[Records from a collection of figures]
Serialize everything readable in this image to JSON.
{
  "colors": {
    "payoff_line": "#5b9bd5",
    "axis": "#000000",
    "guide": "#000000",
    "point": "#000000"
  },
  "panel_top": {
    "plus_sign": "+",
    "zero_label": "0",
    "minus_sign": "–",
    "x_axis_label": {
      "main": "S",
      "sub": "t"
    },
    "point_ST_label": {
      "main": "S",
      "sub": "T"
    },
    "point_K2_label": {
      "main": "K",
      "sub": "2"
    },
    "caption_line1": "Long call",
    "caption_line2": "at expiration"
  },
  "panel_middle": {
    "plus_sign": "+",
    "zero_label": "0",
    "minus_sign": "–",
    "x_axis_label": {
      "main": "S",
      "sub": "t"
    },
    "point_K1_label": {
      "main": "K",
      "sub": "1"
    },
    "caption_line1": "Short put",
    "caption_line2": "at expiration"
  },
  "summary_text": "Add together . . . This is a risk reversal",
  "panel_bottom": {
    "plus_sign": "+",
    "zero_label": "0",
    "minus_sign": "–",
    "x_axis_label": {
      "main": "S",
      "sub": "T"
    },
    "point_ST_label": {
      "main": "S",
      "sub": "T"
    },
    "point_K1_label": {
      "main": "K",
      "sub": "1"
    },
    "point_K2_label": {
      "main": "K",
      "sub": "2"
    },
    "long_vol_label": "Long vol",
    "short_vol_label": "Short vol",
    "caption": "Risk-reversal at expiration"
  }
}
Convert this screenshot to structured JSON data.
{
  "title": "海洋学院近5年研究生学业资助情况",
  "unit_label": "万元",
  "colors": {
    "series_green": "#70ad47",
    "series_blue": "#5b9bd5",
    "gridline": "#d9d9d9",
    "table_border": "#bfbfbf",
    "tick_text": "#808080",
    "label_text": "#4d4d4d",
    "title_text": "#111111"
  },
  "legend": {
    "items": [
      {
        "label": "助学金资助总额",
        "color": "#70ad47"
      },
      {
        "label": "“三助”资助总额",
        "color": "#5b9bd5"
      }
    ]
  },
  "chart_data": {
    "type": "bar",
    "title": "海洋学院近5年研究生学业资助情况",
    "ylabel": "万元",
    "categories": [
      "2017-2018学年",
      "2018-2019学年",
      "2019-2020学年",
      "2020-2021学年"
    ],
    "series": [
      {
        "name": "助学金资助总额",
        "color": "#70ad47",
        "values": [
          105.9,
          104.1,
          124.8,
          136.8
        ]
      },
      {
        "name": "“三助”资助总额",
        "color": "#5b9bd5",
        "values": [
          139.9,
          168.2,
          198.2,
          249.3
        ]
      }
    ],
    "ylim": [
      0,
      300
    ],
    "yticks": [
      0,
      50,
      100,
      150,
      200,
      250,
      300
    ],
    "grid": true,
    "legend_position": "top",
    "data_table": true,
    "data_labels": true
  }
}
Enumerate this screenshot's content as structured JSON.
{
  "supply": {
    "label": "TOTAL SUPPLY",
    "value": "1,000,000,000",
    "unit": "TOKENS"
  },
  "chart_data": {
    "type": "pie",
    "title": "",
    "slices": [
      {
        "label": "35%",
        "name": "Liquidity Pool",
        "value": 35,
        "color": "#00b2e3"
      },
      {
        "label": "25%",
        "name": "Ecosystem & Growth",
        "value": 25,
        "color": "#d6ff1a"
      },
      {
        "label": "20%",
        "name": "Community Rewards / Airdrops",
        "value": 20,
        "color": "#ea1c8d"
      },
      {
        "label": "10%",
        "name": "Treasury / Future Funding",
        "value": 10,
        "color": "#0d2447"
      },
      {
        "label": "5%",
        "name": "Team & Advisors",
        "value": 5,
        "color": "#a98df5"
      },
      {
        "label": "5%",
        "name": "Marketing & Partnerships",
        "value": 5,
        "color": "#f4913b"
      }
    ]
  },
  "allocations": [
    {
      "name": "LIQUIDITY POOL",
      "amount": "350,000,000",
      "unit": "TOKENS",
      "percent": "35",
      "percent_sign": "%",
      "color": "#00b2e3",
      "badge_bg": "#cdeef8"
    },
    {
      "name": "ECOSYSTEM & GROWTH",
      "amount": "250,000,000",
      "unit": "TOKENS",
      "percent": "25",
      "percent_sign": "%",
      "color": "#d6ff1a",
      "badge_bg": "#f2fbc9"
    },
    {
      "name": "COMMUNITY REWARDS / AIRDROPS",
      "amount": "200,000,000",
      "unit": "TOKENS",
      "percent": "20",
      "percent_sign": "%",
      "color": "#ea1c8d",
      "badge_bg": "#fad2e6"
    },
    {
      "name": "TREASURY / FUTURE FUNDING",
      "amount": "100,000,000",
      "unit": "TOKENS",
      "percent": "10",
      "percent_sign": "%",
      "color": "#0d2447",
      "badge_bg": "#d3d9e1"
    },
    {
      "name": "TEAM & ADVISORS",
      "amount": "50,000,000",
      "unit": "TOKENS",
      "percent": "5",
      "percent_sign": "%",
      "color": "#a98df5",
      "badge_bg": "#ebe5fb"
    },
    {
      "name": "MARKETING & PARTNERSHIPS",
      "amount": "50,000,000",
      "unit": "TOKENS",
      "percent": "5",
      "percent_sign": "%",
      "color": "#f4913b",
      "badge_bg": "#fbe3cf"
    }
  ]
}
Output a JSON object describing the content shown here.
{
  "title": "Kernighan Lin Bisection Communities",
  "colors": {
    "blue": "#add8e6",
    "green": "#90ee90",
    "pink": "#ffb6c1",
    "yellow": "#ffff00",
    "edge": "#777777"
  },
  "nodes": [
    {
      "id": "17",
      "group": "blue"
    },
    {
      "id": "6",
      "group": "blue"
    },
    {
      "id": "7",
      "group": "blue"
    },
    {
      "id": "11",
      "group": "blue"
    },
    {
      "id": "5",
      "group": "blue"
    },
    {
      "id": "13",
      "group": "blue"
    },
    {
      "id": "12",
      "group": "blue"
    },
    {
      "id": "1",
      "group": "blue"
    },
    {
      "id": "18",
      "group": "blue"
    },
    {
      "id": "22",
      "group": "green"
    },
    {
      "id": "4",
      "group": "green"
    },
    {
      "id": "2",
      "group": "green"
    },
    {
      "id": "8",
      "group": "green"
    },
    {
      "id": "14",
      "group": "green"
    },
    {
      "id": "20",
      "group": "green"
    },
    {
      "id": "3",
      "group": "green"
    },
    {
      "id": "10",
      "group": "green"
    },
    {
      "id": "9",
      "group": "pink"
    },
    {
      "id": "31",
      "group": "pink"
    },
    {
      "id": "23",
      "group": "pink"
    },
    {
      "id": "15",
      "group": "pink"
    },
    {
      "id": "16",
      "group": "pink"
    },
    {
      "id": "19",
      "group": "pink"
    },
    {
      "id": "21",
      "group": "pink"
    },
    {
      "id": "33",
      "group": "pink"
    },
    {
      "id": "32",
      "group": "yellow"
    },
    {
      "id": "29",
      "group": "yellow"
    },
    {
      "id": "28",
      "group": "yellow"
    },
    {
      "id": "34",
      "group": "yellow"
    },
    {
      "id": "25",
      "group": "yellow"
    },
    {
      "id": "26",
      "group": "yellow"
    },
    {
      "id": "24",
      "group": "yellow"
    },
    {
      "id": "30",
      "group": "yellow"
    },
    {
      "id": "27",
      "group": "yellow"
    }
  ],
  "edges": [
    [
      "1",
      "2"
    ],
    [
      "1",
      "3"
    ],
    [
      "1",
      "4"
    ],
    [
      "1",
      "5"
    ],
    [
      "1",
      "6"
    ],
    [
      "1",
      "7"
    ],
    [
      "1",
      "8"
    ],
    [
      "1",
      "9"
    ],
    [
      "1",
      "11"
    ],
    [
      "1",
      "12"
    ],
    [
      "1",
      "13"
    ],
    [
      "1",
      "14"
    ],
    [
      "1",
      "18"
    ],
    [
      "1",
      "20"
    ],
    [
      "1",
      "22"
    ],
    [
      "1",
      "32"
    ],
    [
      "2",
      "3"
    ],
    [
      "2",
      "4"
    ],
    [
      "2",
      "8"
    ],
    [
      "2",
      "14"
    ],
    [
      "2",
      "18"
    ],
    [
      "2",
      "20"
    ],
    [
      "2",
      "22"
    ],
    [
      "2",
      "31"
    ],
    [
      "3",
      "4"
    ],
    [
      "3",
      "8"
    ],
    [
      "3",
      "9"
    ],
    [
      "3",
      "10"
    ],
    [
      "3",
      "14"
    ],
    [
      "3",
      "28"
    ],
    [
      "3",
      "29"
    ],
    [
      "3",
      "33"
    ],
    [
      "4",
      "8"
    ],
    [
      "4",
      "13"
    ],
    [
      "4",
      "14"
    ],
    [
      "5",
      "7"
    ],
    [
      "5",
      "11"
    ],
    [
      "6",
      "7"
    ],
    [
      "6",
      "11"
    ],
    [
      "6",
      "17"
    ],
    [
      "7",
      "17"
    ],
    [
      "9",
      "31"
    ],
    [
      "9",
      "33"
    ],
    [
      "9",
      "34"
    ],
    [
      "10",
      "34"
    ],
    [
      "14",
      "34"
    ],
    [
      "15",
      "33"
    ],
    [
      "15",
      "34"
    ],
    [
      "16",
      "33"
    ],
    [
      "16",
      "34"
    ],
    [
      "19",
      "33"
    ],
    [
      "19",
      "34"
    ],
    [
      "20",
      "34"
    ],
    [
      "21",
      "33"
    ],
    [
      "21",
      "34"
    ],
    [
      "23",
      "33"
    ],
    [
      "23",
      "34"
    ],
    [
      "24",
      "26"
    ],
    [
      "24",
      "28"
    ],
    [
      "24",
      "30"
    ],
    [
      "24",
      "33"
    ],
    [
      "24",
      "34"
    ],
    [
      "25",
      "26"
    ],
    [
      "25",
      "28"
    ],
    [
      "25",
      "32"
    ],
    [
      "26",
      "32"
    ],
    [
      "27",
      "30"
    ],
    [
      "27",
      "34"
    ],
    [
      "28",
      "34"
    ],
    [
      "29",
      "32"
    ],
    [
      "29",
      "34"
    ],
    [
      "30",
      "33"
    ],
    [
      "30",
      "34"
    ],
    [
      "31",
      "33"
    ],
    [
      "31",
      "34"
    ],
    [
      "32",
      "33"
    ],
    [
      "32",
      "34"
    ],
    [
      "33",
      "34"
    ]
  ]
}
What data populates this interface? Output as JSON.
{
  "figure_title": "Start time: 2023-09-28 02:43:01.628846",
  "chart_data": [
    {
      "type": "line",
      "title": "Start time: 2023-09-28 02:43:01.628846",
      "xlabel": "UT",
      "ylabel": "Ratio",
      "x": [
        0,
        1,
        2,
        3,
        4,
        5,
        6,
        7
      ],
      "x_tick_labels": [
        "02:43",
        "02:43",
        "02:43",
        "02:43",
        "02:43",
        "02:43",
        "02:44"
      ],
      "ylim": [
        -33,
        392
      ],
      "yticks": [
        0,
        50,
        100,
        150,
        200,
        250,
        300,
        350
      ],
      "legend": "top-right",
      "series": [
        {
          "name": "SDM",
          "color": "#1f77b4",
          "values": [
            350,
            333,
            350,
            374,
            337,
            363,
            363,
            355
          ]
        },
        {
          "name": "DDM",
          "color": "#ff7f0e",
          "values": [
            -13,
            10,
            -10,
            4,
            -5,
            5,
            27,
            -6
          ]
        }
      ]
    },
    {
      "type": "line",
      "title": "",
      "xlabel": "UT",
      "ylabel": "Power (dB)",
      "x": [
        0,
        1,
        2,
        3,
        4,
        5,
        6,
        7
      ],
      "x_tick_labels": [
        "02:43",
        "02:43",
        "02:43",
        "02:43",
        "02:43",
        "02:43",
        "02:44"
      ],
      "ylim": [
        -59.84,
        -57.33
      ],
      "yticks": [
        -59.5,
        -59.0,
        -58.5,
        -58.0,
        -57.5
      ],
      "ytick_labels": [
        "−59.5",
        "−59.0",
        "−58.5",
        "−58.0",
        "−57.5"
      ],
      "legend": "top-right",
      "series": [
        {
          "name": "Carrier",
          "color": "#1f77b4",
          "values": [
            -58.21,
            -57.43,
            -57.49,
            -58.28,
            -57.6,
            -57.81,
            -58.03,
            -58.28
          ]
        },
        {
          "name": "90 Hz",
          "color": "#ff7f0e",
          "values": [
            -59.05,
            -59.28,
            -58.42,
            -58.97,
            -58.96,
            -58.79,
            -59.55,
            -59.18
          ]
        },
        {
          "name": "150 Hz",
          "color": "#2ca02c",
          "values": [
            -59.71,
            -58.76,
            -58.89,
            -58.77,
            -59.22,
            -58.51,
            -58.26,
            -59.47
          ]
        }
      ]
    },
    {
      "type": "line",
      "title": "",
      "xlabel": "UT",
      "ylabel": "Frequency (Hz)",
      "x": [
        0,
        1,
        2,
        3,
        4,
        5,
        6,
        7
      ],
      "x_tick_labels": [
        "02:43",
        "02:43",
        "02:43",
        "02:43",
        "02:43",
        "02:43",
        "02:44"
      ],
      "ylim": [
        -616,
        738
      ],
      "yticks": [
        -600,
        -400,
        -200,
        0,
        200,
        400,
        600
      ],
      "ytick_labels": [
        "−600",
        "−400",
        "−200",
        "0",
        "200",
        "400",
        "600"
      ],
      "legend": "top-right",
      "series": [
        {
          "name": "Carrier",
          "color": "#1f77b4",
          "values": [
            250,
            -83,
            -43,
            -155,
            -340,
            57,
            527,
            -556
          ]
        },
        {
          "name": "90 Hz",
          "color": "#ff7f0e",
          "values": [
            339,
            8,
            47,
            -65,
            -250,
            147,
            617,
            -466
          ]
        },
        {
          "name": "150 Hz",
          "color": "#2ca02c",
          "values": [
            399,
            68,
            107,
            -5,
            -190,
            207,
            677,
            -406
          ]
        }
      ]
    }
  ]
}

**What you will do**
Search the data above for the string "true" and return every line that has it.

**Response to the task**
    "grid": true,
    "data_table": true,
    "data_labels": true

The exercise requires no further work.